Exercise
Locate each line containing the string "workforce" and copy it out.

Records supplied
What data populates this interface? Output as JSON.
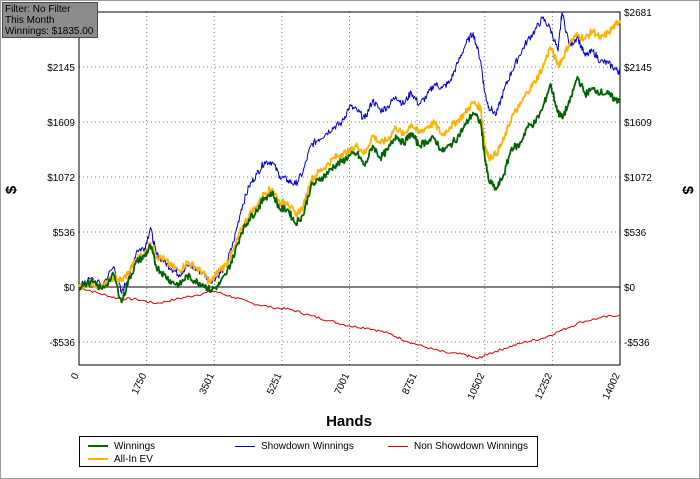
{
  "filter_box": {
    "line1": "Filter: No Filter",
    "line2": "This Month",
    "line3": "Winnings: $1835.00"
  },
  "colors": {
    "winnings": "#006400",
    "showdown": "#0000cc",
    "non_showdown": "#dd0000",
    "allin_ev": "#ffb000",
    "grid": "#7a7a7a",
    "zero_line": "#000000"
  },
  "chart_data": {
    "type": "line",
    "xlabel": "Hands",
    "ylabel": "$",
    "y2label": "$",
    "xlim": [
      0,
      14002
    ],
    "ylim": [
      -760,
      2681
    ],
    "x_ticks": [
      0,
      1750,
      3501,
      5251,
      7001,
      8751,
      10502,
      12252,
      14002
    ],
    "x_tick_labels": [
      "0",
      "1750",
      "3501",
      "5251",
      "7001",
      "8751",
      "10502",
      "12252",
      "14002"
    ],
    "y_ticks": [
      -536,
      0,
      536,
      1072,
      1609,
      2145,
      2681
    ],
    "y_tick_labels": [
      "-$536",
      "$0",
      "$536",
      "$1072",
      "$1609",
      "$2145",
      "$2681"
    ],
    "grid": true,
    "legend_position": "bottom",
    "series": [
      {
        "name": "Winnings",
        "key": "winnings",
        "x": [
          0,
          300,
          600,
          900,
          1100,
          1300,
          1500,
          1700,
          1850,
          2000,
          2200,
          2400,
          2600,
          2800,
          3000,
          3200,
          3400,
          3600,
          3800,
          4000,
          4200,
          4400,
          4600,
          4800,
          5000,
          5200,
          5400,
          5600,
          5800,
          6000,
          6200,
          6400,
          6600,
          6800,
          7000,
          7200,
          7400,
          7600,
          7800,
          8000,
          8200,
          8400,
          8600,
          8800,
          9000,
          9200,
          9400,
          9600,
          9800,
          10000,
          10200,
          10400,
          10500,
          10600,
          10800,
          11000,
          11200,
          11400,
          11600,
          11800,
          12000,
          12200,
          12400,
          12500,
          12700,
          12900,
          13100,
          13300,
          13500,
          13700,
          13900,
          14002
        ],
        "y": [
          0,
          50,
          -20,
          120,
          -150,
          80,
          250,
          300,
          400,
          200,
          120,
          50,
          20,
          110,
          60,
          30,
          -30,
          10,
          120,
          300,
          530,
          660,
          750,
          870,
          920,
          760,
          760,
          620,
          700,
          980,
          1040,
          1100,
          1180,
          1220,
          1280,
          1300,
          1180,
          1380,
          1260,
          1340,
          1480,
          1400,
          1500,
          1380,
          1420,
          1450,
          1320,
          1380,
          1460,
          1580,
          1700,
          1600,
          1280,
          1040,
          950,
          1100,
          1360,
          1380,
          1560,
          1600,
          1740,
          1980,
          1700,
          1650,
          1800,
          2050,
          1880,
          1930,
          1900,
          1880,
          1820,
          1835
        ]
      },
      {
        "name": "Showdown Winnings",
        "key": "showdown",
        "x": [
          0,
          300,
          600,
          900,
          1100,
          1300,
          1500,
          1700,
          1850,
          2000,
          2200,
          2400,
          2600,
          2800,
          3000,
          3200,
          3400,
          3600,
          3800,
          4000,
          4200,
          4400,
          4600,
          4800,
          5000,
          5200,
          5400,
          5600,
          5800,
          6000,
          6200,
          6400,
          6600,
          6800,
          7000,
          7200,
          7400,
          7600,
          7800,
          8000,
          8200,
          8400,
          8600,
          8800,
          9000,
          9200,
          9400,
          9600,
          9800,
          10000,
          10200,
          10400,
          10500,
          10600,
          10800,
          11000,
          11200,
          11400,
          11600,
          11800,
          12000,
          12200,
          12400,
          12500,
          12700,
          12900,
          13100,
          13300,
          13500,
          13700,
          13900,
          14002
        ],
        "y": [
          0,
          80,
          20,
          200,
          -60,
          120,
          360,
          380,
          580,
          320,
          250,
          180,
          120,
          210,
          180,
          140,
          60,
          110,
          210,
          440,
          760,
          980,
          1100,
          1220,
          1220,
          1080,
          1040,
          1000,
          1120,
          1380,
          1440,
          1500,
          1560,
          1600,
          1760,
          1720,
          1640,
          1820,
          1720,
          1760,
          1860,
          1780,
          1900,
          1780,
          1860,
          1980,
          1940,
          2000,
          2180,
          2360,
          2480,
          2200,
          1900,
          1760,
          1680,
          1920,
          2100,
          2260,
          2400,
          2500,
          2620,
          2520,
          2300,
          2680,
          2350,
          2440,
          2250,
          2300,
          2200,
          2180,
          2120,
          2100
        ]
      },
      {
        "name": "Non Showdown Winnings",
        "key": "non_showdown",
        "x": [
          0,
          500,
          1000,
          1500,
          2000,
          2500,
          3000,
          3500,
          4000,
          4500,
          5000,
          5500,
          6000,
          6500,
          7000,
          7500,
          8000,
          8500,
          9000,
          9500,
          10000,
          10300,
          10600,
          11000,
          11500,
          12000,
          12500,
          13000,
          13500,
          14002
        ],
        "y": [
          0,
          -60,
          -110,
          -120,
          -160,
          -120,
          -80,
          -40,
          -100,
          -160,
          -200,
          -220,
          -280,
          -330,
          -380,
          -400,
          -450,
          -530,
          -590,
          -640,
          -660,
          -700,
          -650,
          -600,
          -540,
          -500,
          -420,
          -340,
          -300,
          -270
        ]
      },
      {
        "name": "All-In EV",
        "key": "allin_ev",
        "x": [
          0,
          300,
          600,
          900,
          1100,
          1300,
          1500,
          1700,
          1850,
          2000,
          2200,
          2400,
          2600,
          2800,
          3000,
          3200,
          3400,
          3600,
          3800,
          4000,
          4200,
          4400,
          4600,
          4800,
          5000,
          5200,
          5400,
          5600,
          5800,
          6000,
          6200,
          6400,
          6600,
          6800,
          7000,
          7200,
          7400,
          7600,
          7800,
          8000,
          8200,
          8400,
          8600,
          8800,
          9000,
          9200,
          9400,
          9600,
          9800,
          10000,
          10200,
          10400,
          10500,
          10600,
          10800,
          11000,
          11200,
          11400,
          11600,
          11800,
          12000,
          12200,
          12400,
          12500,
          12700,
          12900,
          13100,
          13300,
          13500,
          13700,
          13900,
          14002
        ],
        "y": [
          0,
          40,
          0,
          100,
          60,
          150,
          280,
          320,
          430,
          300,
          270,
          200,
          160,
          240,
          200,
          140,
          40,
          150,
          220,
          360,
          560,
          700,
          790,
          920,
          960,
          820,
          830,
          700,
          780,
          1040,
          1120,
          1180,
          1260,
          1300,
          1320,
          1380,
          1300,
          1480,
          1400,
          1440,
          1560,
          1480,
          1590,
          1500,
          1560,
          1600,
          1480,
          1560,
          1620,
          1700,
          1800,
          1740,
          1400,
          1260,
          1300,
          1440,
          1660,
          1760,
          1900,
          2000,
          2140,
          2340,
          2160,
          2220,
          2380,
          2460,
          2420,
          2500,
          2420,
          2480,
          2560,
          2600
        ]
      }
    ]
  },
  "legend": {
    "winnings": "Winnings",
    "showdown": "Showdown Winnings",
    "non_showdown": "Non Showdown Winnings",
    "allin_ev": "All-In EV"
  }
}
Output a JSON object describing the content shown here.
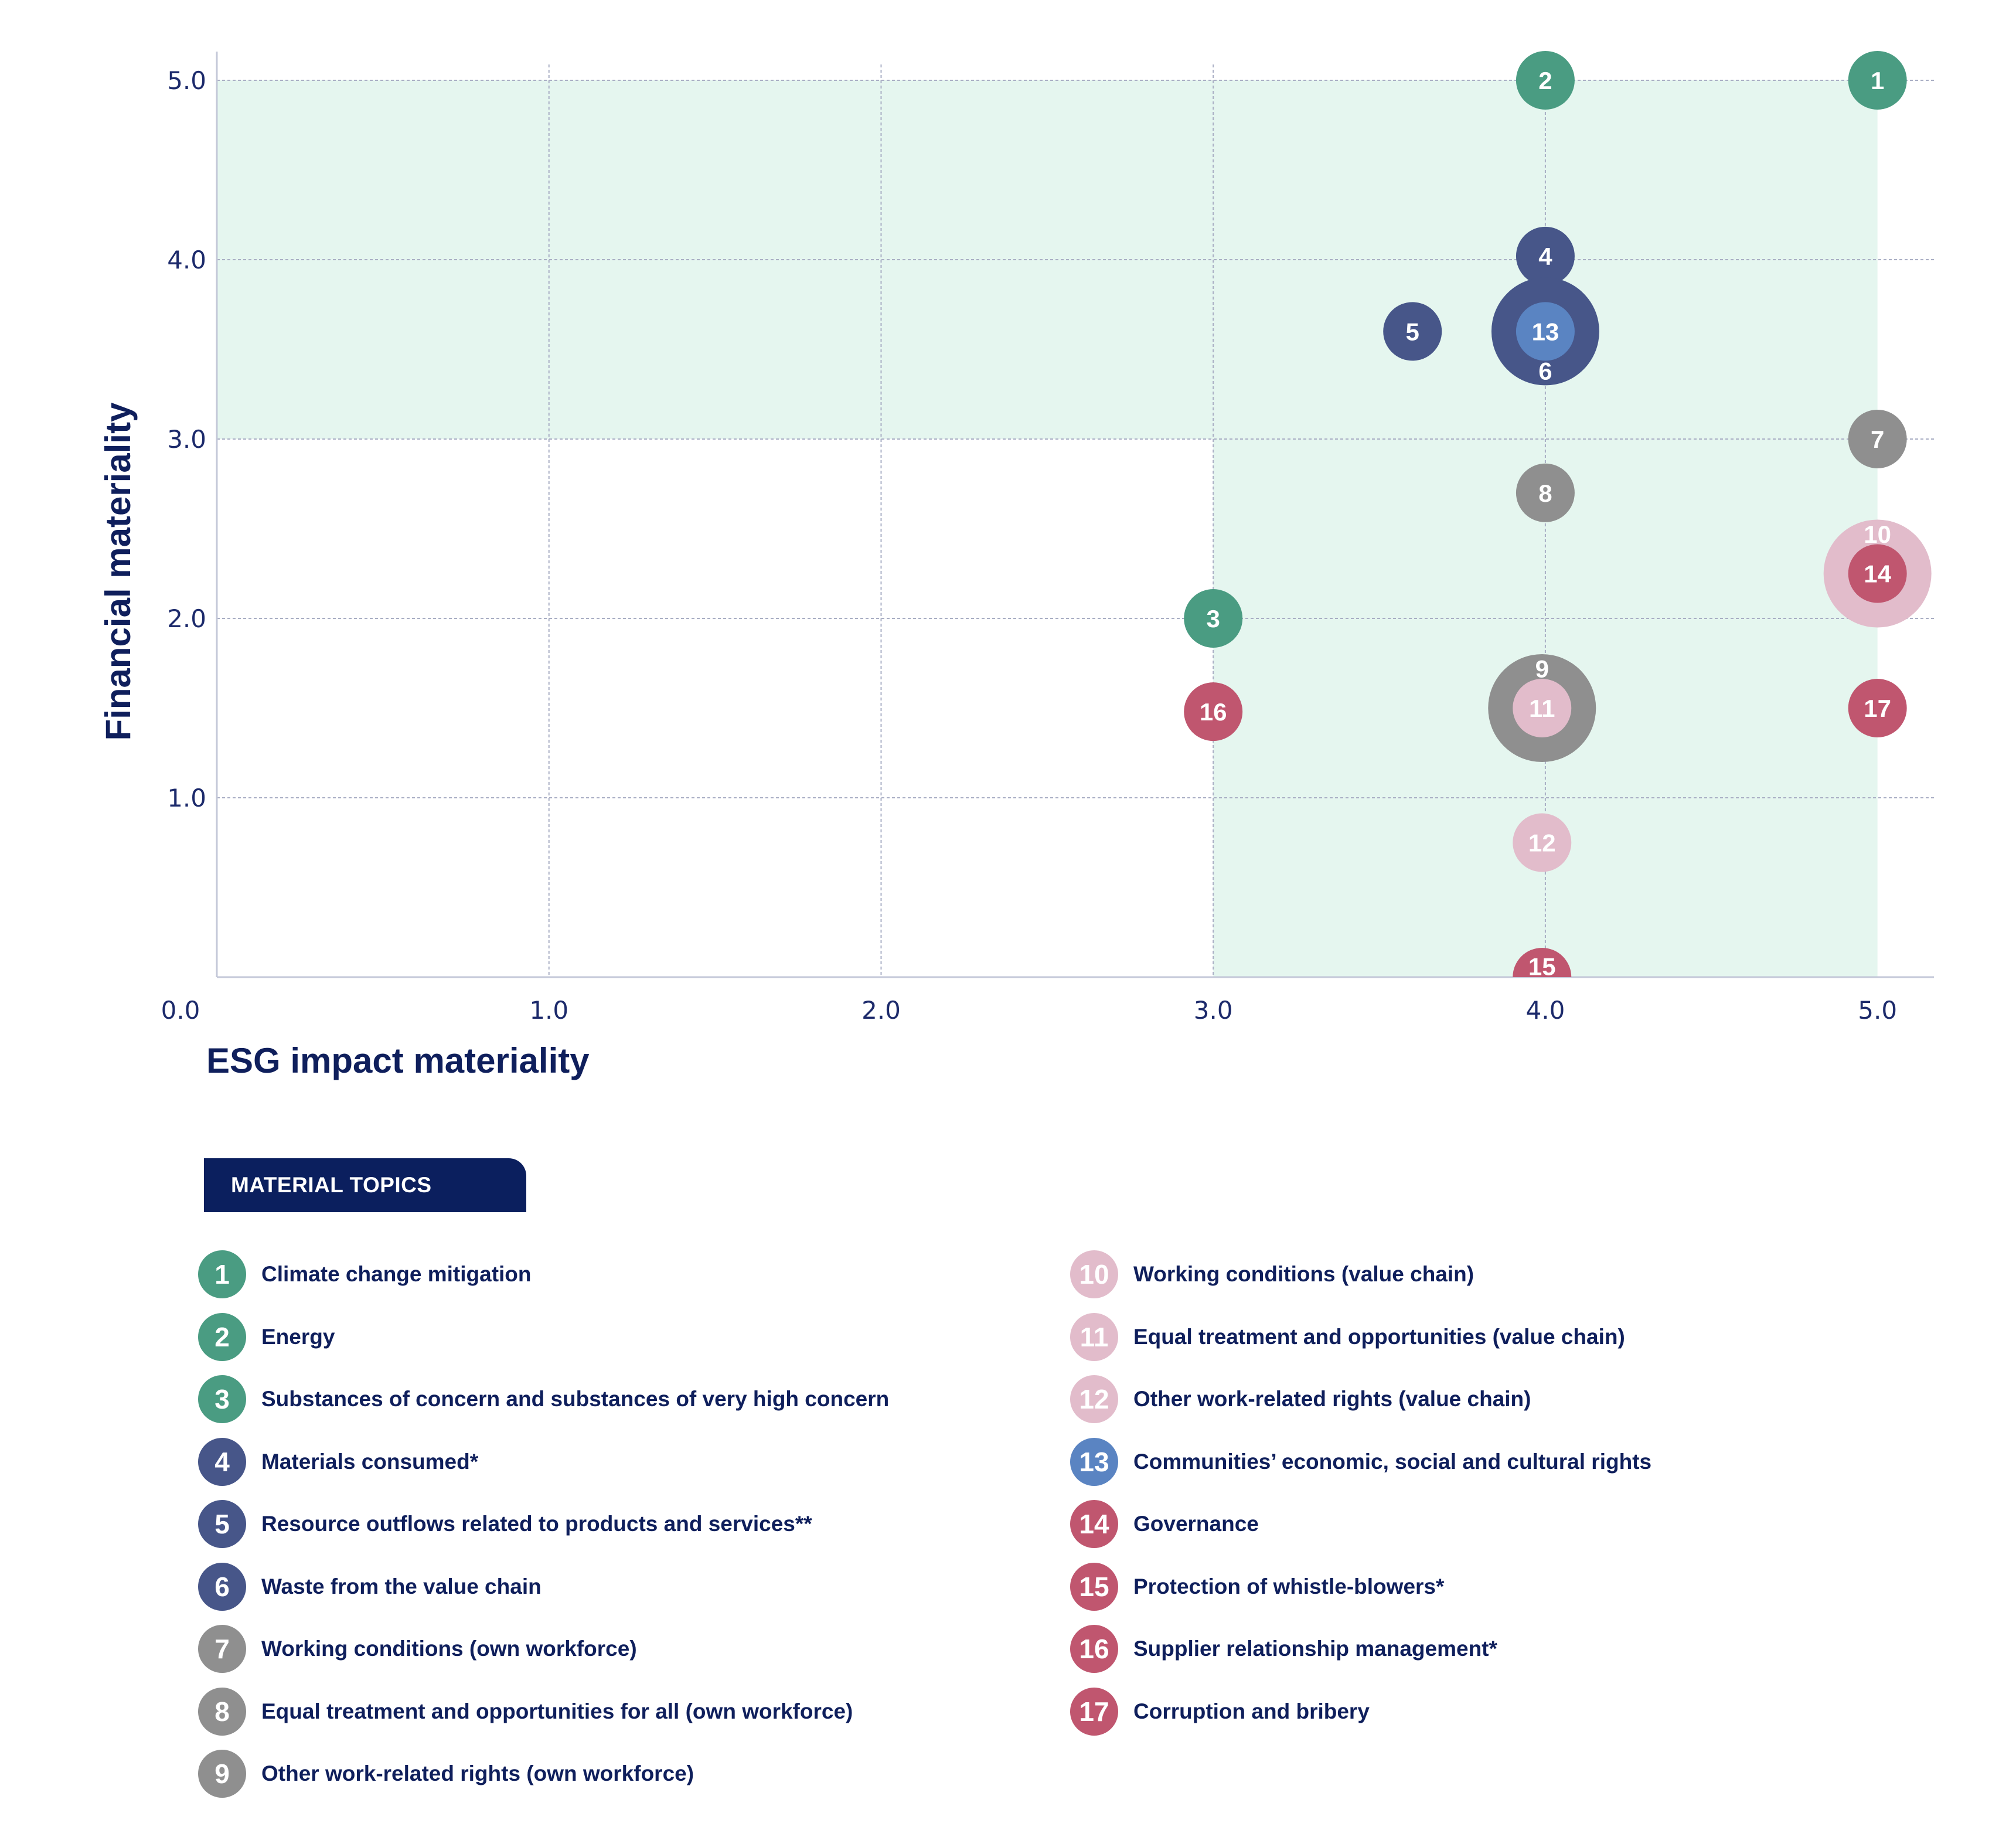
{
  "colors": {
    "green": "#4a9c82",
    "navy": "#475689",
    "grey": "#8f8f8f",
    "lightpink": "#e2bccb",
    "crimson": "#c0566f",
    "blue": "#5a84c2",
    "highlight": "#e5f6ef",
    "axis_text": "#0f1f5c",
    "legend_header_bg": "#0b1f5e"
  },
  "chart_data": {
    "type": "scatter",
    "xlabel": "ESG impact materiality",
    "ylabel": "Financial materiality",
    "xlim": [
      0,
      5.17
    ],
    "ylim": [
      0,
      5.16
    ],
    "x_ticks": [
      "0.0",
      "1.0",
      "2.0",
      "3.0",
      "4.0",
      "5.0"
    ],
    "y_ticks": [
      "1.0",
      "2.0",
      "3.0",
      "4.0",
      "5.0"
    ],
    "grid": true,
    "highlight_regions": [
      {
        "x": [
          0,
          5
        ],
        "y": [
          3,
          5
        ]
      },
      {
        "x": [
          3,
          5
        ],
        "y": [
          0,
          3
        ]
      }
    ],
    "points": [
      {
        "id": "1",
        "x": 5.0,
        "y": 5.0,
        "size": "small",
        "color": "green"
      },
      {
        "id": "2",
        "x": 4.0,
        "y": 5.0,
        "size": "small",
        "color": "green"
      },
      {
        "id": "3",
        "x": 3.0,
        "y": 2.0,
        "size": "small",
        "color": "green"
      },
      {
        "id": "4",
        "x": 4.0,
        "y": 4.02,
        "size": "small",
        "color": "navy"
      },
      {
        "id": "5",
        "x": 3.6,
        "y": 3.6,
        "size": "small",
        "color": "navy"
      },
      {
        "id": "6",
        "x": 4.0,
        "y": 3.6,
        "size": "large",
        "color": "navy",
        "label_dy": -0.22
      },
      {
        "id": "13",
        "x": 4.0,
        "y": 3.6,
        "size": "small",
        "color": "blue"
      },
      {
        "id": "7",
        "x": 5.0,
        "y": 3.0,
        "size": "small",
        "color": "grey"
      },
      {
        "id": "8",
        "x": 4.0,
        "y": 2.7,
        "size": "small",
        "color": "grey"
      },
      {
        "id": "10",
        "x": 5.0,
        "y": 2.25,
        "size": "large",
        "color": "lightpink",
        "label_dy": 0.22
      },
      {
        "id": "14",
        "x": 5.0,
        "y": 2.25,
        "size": "small",
        "color": "crimson"
      },
      {
        "id": "9",
        "x": 3.99,
        "y": 1.5,
        "size": "large",
        "color": "grey",
        "label_dy": 0.22
      },
      {
        "id": "11",
        "x": 3.99,
        "y": 1.5,
        "size": "small",
        "color": "lightpink"
      },
      {
        "id": "16",
        "x": 3.0,
        "y": 1.48,
        "size": "small",
        "color": "crimson"
      },
      {
        "id": "17",
        "x": 5.0,
        "y": 1.5,
        "size": "small",
        "color": "crimson"
      },
      {
        "id": "12",
        "x": 3.99,
        "y": 0.75,
        "size": "small",
        "color": "lightpink"
      },
      {
        "id": "15",
        "x": 3.99,
        "y": 0.0,
        "size": "small",
        "color": "crimson",
        "label_dy": 0.06,
        "clip": true
      }
    ]
  },
  "legend": {
    "title": "MATERIAL TOPICS",
    "items": [
      {
        "num": "1",
        "label": "Climate change mitigation",
        "color": "green"
      },
      {
        "num": "2",
        "label": "Energy",
        "color": "green"
      },
      {
        "num": "3",
        "label": "Substances of concern and substances of very high concern",
        "color": "green"
      },
      {
        "num": "4",
        "label": "Materials consumed*",
        "color": "navy"
      },
      {
        "num": "5",
        "label": "Resource outflows related to products and services**",
        "color": "navy"
      },
      {
        "num": "6",
        "label": "Waste from the value chain",
        "color": "navy"
      },
      {
        "num": "7",
        "label": "Working conditions (own workforce)",
        "color": "grey"
      },
      {
        "num": "8",
        "label": "Equal treatment and opportunities for all (own workforce)",
        "color": "grey"
      },
      {
        "num": "9",
        "label": "Other work-related rights (own workforce)",
        "color": "grey"
      },
      {
        "num": "10",
        "label": "Working conditions (value chain)",
        "color": "lightpink"
      },
      {
        "num": "11",
        "label": "Equal treatment and opportunities (value chain)",
        "color": "lightpink"
      },
      {
        "num": "12",
        "label": "Other work-related rights (value chain)",
        "color": "lightpink"
      },
      {
        "num": "13",
        "label": "Communities’ economic, social and cultural rights",
        "color": "blue"
      },
      {
        "num": "14",
        "label": "Governance",
        "color": "crimson"
      },
      {
        "num": "15",
        "label": "Protection of whistle-blowers*",
        "color": "crimson"
      },
      {
        "num": "16",
        "label": "Supplier relationship management*",
        "color": "crimson"
      },
      {
        "num": "17",
        "label": "Corruption and bribery",
        "color": "crimson"
      }
    ]
  }
}
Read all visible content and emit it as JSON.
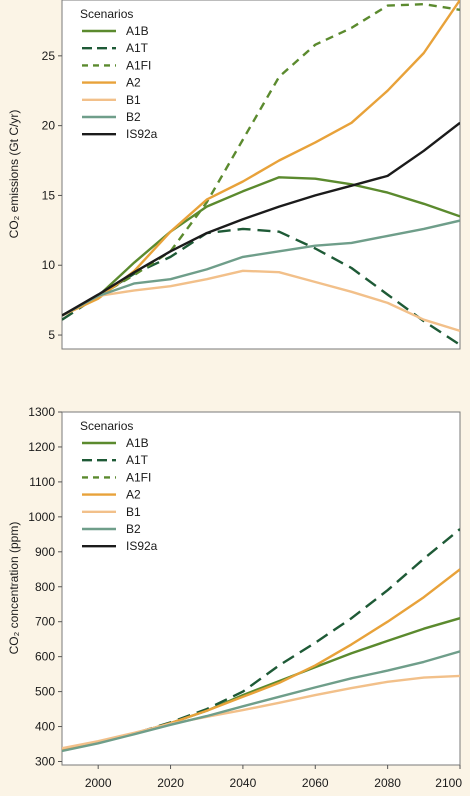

Response
        "label": "Working conditions (own workforce)",
        "label": "Equal treatment and opportunities for all (own workforce)",
        "label": "Other work-related rights (own workforce)",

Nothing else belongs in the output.